- **WRITTEN REQUEST**
Write out the data again in full, exactly as it reads.

- **DATA LISTING**
┏━━

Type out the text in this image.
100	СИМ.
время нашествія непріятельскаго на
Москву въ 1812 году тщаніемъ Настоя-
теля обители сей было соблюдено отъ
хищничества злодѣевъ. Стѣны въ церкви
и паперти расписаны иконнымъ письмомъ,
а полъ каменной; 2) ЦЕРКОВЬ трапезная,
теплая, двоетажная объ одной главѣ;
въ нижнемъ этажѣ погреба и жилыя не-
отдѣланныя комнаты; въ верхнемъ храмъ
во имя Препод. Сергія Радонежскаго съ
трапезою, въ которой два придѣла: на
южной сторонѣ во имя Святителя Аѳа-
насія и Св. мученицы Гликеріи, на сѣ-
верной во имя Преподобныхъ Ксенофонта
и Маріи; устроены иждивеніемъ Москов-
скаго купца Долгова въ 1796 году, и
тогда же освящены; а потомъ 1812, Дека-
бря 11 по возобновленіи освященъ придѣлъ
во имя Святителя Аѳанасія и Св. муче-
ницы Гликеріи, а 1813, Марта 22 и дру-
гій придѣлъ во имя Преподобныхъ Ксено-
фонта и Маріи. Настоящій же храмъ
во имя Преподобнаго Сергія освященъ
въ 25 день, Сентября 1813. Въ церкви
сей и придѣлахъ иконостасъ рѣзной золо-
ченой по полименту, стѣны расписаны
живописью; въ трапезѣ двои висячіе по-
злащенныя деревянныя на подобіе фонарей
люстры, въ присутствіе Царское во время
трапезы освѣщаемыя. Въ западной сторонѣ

┗━━

- **RESULT OF THE EXERCISE**
Type out the text in this image.
100	СИМ.
время нашествія непріятельскаго на
Москву въ 1812 году тщаніемъ Настоя-
теля обители сей было соблюдено отъ
хищничества злодѣевъ. Стѣны въ церкви
и паперти расписаны иконнымъ письмомъ,
а полъ каменной; 2) ЦЕРКОВЬ трапезная,
теплая, двоетажная объ одной главѣ;
въ нижнемъ этажѣ погреба и жилыя не-
отдѣланныя комнаты; въ верхнемъ храмъ
во имя Препод. Сергія Радонежскаго съ
трапезою, въ которой два придѣла: на
южной сторонѣ во имя Святителя Аѳа-
насія и Св. мученицы Гликеріи, на сѣ-
верной во имя Преподобныхъ Ксенофонта
и Маріи; устроены иждивеніемъ Москов-
скаго купца Долгова въ 1796 году, и
тогда же освящены; а потомъ 1812, Дека-
бря 11 по возобновленіи освященъ придѣлъ
во имя Святителя Аѳанасія и Св. муче-
ницы Гликеріи, а 1813, Марта 22 и дру-
гій придѣлъ во имя Преподобныхъ Ксено-
фонта и Маріи. Настоящій же храмъ
во имя Преподобнаго Сергія освященъ
въ 25 день, Сентября 1813. Въ церкви
сей и придѣлахъ иконостасъ рѣзной золо-
ченой по полименту, стѣны расписаны
живописью; въ трапезѣ двои висячіе по-
злащенныя деревянныя на подобіе фонарей
люстры, въ присутствіе Царское во время
трапезы освѣщаемыя. Въ западной сторонѣ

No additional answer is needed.